───── RECORDS FOR THE TASK ─────

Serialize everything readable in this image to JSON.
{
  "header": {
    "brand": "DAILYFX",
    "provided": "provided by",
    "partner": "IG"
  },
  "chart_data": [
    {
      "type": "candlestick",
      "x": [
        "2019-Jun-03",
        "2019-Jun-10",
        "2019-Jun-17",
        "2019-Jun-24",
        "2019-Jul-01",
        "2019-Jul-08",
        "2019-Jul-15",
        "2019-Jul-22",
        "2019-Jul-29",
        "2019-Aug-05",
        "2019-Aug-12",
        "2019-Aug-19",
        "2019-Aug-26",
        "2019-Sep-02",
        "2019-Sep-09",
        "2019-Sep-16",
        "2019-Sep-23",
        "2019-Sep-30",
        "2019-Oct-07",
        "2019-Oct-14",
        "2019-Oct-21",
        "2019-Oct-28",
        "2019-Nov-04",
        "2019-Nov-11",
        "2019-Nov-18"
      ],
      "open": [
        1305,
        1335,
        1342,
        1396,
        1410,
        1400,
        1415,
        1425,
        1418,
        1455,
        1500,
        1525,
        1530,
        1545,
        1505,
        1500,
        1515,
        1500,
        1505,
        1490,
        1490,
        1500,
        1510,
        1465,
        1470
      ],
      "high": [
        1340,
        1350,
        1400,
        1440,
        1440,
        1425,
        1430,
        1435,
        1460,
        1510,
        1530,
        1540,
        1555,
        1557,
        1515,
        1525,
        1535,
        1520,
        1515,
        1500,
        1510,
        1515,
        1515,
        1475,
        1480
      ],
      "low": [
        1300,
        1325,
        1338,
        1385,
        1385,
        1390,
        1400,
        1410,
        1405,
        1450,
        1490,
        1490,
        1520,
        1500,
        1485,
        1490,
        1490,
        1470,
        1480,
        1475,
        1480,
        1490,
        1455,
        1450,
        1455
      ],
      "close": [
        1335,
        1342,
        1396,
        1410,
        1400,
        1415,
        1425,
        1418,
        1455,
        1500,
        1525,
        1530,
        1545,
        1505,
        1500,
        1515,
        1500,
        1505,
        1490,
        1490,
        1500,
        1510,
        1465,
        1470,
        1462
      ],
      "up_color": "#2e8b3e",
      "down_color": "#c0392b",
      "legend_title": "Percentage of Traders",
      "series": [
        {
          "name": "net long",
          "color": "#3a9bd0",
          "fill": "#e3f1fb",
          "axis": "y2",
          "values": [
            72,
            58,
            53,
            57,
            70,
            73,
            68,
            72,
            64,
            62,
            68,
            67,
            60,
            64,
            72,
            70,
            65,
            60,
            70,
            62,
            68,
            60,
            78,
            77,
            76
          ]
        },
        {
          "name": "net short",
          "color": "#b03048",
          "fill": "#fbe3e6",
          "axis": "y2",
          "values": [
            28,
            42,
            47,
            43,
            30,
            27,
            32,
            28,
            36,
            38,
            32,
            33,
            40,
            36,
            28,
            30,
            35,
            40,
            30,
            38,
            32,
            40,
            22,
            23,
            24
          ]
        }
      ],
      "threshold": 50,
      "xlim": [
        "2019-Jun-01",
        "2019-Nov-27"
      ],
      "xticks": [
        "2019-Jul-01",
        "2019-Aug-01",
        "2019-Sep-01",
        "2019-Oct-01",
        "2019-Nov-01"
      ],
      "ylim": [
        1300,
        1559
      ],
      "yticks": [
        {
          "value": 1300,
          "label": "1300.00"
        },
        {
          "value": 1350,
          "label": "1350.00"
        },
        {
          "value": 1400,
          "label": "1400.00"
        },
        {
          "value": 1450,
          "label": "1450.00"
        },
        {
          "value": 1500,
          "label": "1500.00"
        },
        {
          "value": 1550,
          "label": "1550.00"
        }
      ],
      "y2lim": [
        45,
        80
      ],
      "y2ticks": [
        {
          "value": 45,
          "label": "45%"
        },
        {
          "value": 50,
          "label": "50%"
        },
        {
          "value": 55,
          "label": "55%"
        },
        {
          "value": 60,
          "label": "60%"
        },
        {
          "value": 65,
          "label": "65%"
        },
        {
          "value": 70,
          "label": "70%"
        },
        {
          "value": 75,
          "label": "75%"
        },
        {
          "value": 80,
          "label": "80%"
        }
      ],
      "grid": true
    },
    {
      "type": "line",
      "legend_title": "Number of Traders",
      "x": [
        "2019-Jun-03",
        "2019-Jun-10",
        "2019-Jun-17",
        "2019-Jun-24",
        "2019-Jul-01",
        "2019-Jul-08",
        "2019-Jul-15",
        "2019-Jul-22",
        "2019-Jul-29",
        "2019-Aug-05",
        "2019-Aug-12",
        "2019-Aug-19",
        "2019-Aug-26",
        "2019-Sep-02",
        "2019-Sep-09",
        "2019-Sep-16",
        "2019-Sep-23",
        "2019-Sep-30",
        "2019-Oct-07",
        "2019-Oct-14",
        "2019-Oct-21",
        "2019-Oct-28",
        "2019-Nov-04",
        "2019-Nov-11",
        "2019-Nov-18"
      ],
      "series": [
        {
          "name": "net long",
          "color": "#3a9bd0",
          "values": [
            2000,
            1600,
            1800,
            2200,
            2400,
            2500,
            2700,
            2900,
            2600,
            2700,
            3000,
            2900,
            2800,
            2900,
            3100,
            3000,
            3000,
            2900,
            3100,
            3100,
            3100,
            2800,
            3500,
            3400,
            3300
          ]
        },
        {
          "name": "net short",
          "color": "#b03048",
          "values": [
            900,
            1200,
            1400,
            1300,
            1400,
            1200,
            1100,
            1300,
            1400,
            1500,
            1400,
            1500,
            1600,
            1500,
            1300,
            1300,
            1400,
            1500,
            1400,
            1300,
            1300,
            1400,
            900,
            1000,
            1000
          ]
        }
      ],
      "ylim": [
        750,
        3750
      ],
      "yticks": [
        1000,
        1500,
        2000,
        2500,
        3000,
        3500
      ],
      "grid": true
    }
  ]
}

─────

EXERCISE INSTRUCTIONS>
Restate each record exactly as written.

RESULT FOR THIS EXERCISE>
Serialize everything readable in this image to JSON.
{
  "header": {
    "brand": "DAILYFX",
    "provided": "provided by",
    "partner": "IG"
  },
  "chart_data": [
    {
      "type": "candlestick",
      "x": [
        "2019-Jun-03",
        "2019-Jun-10",
        "2019-Jun-17",
        "2019-Jun-24",
        "2019-Jul-01",
        "2019-Jul-08",
        "2019-Jul-15",
        "2019-Jul-22",
        "2019-Jul-29",
        "2019-Aug-05",
        "2019-Aug-12",
        "2019-Aug-19",
        "2019-Aug-26",
        "2019-Sep-02",
        "2019-Sep-09",
        "2019-Sep-16",
        "2019-Sep-23",
        "2019-Sep-30",
        "2019-Oct-07",
        "2019-Oct-14",
        "2019-Oct-21",
        "2019-Oct-28",
        "2019-Nov-04",
        "2019-Nov-11",
        "2019-Nov-18"
      ],
      "open": [
        1305,
        1335,
        1342,
        1396,
        1410,
        1400,
        1415,
        1425,
        1418,
        1455,
        1500,
        1525,
        1530,
        1545,
        1505,
        1500,
        1515,
        1500,
        1505,
        1490,
        1490,
        1500,
        1510,
        1465,
        1470
      ],
      "high": [
        1340,
        1350,
        1400,
        1440,
        1440,
        1425,
        1430,
        1435,
        1460,
        1510,
        1530,
        1540,
        1555,
        1557,
        1515,
        1525,
        1535,
        1520,
        1515,
        1500,
        1510,
        1515,
        1515,
        1475,
        1480
      ],
      "low": [
        1300,
        1325,
        1338,
        1385,
        1385,
        1390,
        1400,
        1410,
        1405,
        1450,
        1490,
        1490,
        1520,
        1500,
        1485,
        1490,
        1490,
        1470,
        1480,
        1475,
        1480,
        1490,
        1455,
        1450,
        1455
      ],
      "close": [
        1335,
        1342,
        1396,
        1410,
        1400,
        1415,
        1425,
        1418,
        1455,
        1500,
        1525,
        1530,
        1545,
        1505,
        1500,
        1515,
        1500,
        1505,
        1490,
        1490,
        1500,
        1510,
        1465,
        1470,
        1462
      ],
      "up_color": "#2e8b3e",
      "down_color": "#c0392b",
      "legend_title": "Percentage of Traders",
      "series": [
        {
          "name": "net long",
          "color": "#3a9bd0",
          "fill": "#e3f1fb",
          "axis": "y2",
          "values": [
            72,
            58,
            53,
            57,
            70,
            73,
            68,
            72,
            64,
            62,
            68,
            67,
            60,
            64,
            72,
            70,
            65,
            60,
            70,
            62,
            68,
            60,
            78,
            77,
            76
          ]
        },
        {
          "name": "net short",
          "color": "#b03048",
          "fill": "#fbe3e6",
          "axis": "y2",
          "values": [
            28,
            42,
            47,
            43,
            30,
            27,
            32,
            28,
            36,
            38,
            32,
            33,
            40,
            36,
            28,
            30,
            35,
            40,
            30,
            38,
            32,
            40,
            22,
            23,
            24
          ]
        }
      ],
      "threshold": 50,
      "xlim": [
        "2019-Jun-01",
        "2019-Nov-27"
      ],
      "xticks": [
        "2019-Jul-01",
        "2019-Aug-01",
        "2019-Sep-01",
        "2019-Oct-01",
        "2019-Nov-01"
      ],
      "ylim": [
        1300,
        1559
      ],
      "yticks": [
        {
          "value": 1300,
          "label": "1300.00"
        },
        {
          "value": 1350,
          "label": "1350.00"
        },
        {
          "value": 1400,
          "label": "1400.00"
        },
        {
          "value": 1450,
          "label": "1450.00"
        },
        {
          "value": 1500,
          "label": "1500.00"
        },
        {
          "value": 1550,
          "label": "1550.00"
        }
      ],
      "y2lim": [
        45,
        80
      ],
      "y2ticks": [
        {
          "value": 45,
          "label": "45%"
        },
        {
          "value": 50,
          "label": "50%"
        },
        {
          "value": 55,
          "label": "55%"
        },
        {
          "value": 60,
          "label": "60%"
        },
        {
          "value": 65,
          "label": "65%"
        },
        {
          "value": 70,
          "label": "70%"
        },
        {
          "value": 75,
          "label": "75%"
        },
        {
          "value": 80,
          "label": "80%"
        }
      ],
      "grid": true
    },
    {
      "type": "line",
      "legend_title": "Number of Traders",
      "x": [
        "2019-Jun-03",
        "2019-Jun-10",
        "2019-Jun-17",
        "2019-Jun-24",
        "2019-Jul-01",
        "2019-Jul-08",
        "2019-Jul-15",
        "2019-Jul-22",
        "2019-Jul-29",
        "2019-Aug-05",
        "2019-Aug-12",
        "2019-Aug-19",
        "2019-Aug-26",
        "2019-Sep-02",
        "2019-Sep-09",
        "2019-Sep-16",
        "2019-Sep-23",
        "2019-Sep-30",
        "2019-Oct-07",
        "2019-Oct-14",
        "2019-Oct-21",
        "2019-Oct-28",
        "2019-Nov-04",
        "2019-Nov-11",
        "2019-Nov-18"
      ],
      "series": [
        {
          "name": "net long",
          "color": "#3a9bd0",
          "values": [
            2000,
            1600,
            1800,
            2200,
            2400,
            2500,
            2700,
            2900,
            2600,
            2700,
            3000,
            2900,
            2800,
            2900,
            3100,
            3000,
            3000,
            2900,
            3100,
            3100,
            3100,
            2800,
            3500,
            3400,
            3300
          ]
        },
        {
          "name": "net short",
          "color": "#b03048",
          "values": [
            900,
            1200,
            1400,
            1300,
            1400,
            1200,
            1100,
            1300,
            1400,
            1500,
            1400,
            1500,
            1600,
            1500,
            1300,
            1300,
            1400,
            1500,
            1400,
            1300,
            1300,
            1400,
            900,
            1000,
            1000
          ]
        }
      ],
      "ylim": [
        750,
        3750
      ],
      "yticks": [
        1000,
        1500,
        2000,
        2500,
        3000,
        3500
      ],
      "grid": true
    }
  ]
}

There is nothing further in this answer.